*** Opening Document text ***

RareConnect is a platform where patients and families share their experiences and knowledge about living with a rare disease.

Mission 
To empower the rare disease community by bringing people together to share experiences and support one another.

History 
The creation of RareConnect came from EURORDIS (European Rare Disease Organization) and NORD (National Organization for Rare Disorder) on January 1, 2019 with the idea of providing a safe space for individuals and families affected by rare diseases to interact with one another.

About 
RareConnect is a non-profit organization platform. It offers a safe-patient-hosted online community for both patients and caregivers who are affected by rare diseases. Allows people with a rare disease to communicate freely and safely with each other. To maintain a patient-led community RareConnect partners with other patient organizations across the world to offer a global online community. RareConnect has over 45,000 members with over 180 disease specific communities. There is also a community for people without a diagnosis. The communities on RareConnect are maintained and moderated by an individual who has a similar rare disease and are also associated with a patient group. Through this interaction individuals share resources, tips, advice and personal experiences in order to help each other.

*** Closing Document text ***

Task instructions » Rewrite the RareConnect text from "RareConnect is a platform" up to and including "with one another.", putting "strengthen" in place of "empower". You won't need the material that comes next.

*** Opening Data for analysis ***

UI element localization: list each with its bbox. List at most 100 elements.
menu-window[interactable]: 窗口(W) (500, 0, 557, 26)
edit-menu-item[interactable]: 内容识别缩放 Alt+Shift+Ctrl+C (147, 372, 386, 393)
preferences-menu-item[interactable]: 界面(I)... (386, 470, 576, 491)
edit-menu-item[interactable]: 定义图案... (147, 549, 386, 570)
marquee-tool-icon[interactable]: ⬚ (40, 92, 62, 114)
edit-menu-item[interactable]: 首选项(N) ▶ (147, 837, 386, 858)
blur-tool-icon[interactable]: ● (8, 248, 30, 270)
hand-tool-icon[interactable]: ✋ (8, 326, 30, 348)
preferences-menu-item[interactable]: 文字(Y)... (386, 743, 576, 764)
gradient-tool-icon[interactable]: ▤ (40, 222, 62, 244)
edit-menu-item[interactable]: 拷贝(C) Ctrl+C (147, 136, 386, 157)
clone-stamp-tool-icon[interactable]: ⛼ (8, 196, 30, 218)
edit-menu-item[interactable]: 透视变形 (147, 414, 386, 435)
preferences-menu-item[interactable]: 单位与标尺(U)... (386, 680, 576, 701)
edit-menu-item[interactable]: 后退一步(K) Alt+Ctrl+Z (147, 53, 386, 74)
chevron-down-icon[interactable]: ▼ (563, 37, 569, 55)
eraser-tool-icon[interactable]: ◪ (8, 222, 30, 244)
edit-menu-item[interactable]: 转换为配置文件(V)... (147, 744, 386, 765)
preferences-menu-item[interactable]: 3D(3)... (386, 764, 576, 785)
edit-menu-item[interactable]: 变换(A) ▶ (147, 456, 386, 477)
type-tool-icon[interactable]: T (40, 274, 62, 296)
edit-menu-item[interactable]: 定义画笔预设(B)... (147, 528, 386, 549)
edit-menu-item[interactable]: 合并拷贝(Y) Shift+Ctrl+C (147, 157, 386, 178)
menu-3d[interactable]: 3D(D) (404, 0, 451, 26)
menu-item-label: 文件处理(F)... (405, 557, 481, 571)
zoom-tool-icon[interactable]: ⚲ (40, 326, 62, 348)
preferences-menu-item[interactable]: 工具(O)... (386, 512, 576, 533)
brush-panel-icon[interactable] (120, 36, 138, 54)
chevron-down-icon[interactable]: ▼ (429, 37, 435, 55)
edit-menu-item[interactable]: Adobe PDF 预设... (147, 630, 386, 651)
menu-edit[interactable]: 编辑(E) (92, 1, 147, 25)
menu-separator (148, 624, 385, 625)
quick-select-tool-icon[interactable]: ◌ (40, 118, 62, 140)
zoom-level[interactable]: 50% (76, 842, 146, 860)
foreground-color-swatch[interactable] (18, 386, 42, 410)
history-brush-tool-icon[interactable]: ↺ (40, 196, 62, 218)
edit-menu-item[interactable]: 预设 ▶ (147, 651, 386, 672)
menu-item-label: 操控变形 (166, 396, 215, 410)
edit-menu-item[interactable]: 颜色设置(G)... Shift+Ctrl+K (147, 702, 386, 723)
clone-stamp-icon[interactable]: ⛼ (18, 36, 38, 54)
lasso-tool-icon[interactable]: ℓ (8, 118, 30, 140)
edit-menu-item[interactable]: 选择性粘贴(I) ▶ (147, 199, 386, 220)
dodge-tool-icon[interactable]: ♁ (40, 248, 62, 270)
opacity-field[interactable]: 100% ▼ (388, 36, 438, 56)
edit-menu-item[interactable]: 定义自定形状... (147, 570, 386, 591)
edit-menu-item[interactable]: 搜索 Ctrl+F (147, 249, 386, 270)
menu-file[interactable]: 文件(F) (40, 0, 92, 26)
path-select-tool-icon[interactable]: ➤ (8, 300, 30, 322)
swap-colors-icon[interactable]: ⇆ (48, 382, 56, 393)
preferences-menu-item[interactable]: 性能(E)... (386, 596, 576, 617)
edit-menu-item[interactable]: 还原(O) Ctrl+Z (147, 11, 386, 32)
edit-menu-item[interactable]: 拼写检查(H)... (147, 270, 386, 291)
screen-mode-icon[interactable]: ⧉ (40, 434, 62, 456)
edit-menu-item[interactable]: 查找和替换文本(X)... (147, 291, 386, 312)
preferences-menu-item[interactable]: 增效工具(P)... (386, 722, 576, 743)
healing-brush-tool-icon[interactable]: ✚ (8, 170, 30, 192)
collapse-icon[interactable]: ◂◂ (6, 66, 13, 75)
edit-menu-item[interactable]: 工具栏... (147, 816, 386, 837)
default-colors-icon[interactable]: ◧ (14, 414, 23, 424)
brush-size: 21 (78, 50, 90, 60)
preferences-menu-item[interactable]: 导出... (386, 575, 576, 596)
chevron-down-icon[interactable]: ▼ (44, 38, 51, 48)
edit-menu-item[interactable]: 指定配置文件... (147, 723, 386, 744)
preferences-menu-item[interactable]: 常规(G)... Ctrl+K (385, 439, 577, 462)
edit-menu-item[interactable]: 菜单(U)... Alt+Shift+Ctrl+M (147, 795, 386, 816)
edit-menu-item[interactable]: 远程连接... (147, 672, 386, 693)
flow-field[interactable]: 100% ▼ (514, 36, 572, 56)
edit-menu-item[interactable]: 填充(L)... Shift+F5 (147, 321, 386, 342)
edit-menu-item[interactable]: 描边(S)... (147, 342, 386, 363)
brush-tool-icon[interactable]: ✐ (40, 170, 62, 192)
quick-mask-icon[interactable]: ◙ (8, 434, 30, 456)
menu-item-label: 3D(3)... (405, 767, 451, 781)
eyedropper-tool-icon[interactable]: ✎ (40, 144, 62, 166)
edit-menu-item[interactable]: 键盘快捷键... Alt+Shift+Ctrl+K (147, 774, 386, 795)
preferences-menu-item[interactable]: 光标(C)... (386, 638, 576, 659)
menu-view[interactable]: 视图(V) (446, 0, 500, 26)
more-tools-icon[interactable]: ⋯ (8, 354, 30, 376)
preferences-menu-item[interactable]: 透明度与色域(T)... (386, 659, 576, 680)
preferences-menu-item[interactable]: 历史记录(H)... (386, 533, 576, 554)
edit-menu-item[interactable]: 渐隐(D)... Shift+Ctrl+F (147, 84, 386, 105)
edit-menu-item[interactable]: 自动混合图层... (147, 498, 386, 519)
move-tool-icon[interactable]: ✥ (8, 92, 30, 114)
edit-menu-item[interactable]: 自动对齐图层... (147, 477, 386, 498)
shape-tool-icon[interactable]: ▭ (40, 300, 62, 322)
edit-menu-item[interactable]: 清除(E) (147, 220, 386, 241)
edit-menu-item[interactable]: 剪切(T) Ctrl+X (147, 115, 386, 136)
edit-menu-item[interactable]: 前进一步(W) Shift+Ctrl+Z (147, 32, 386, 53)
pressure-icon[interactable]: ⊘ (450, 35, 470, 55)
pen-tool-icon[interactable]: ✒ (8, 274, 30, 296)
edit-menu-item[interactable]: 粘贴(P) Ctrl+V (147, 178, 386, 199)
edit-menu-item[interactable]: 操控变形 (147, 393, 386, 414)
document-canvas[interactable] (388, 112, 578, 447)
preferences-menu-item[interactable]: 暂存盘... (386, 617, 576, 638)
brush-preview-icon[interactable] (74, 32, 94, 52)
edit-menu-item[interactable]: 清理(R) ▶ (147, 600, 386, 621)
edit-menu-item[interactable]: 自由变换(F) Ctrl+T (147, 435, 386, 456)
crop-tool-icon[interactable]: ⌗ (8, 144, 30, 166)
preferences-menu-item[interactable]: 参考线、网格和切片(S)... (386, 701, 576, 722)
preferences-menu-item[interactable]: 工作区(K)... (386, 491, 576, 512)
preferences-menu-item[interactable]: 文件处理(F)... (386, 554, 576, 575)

*** Closing Data for analysis ***

Exercise result »
RareConnect is a platform where patients and families share their experiences and knowledge about living with a rare disease.

Mission 
To strengthen the rare disease community by bringing people together to share experiences and support one another.

History 
The creation of RareConnect came from EURORDIS (European Rare Disease Organization) and NORD (National Organization for Rare Disorder) on January 1, 2019 with the idea of providing a safe space for individuals and families affected by rare diseases to interact with one another.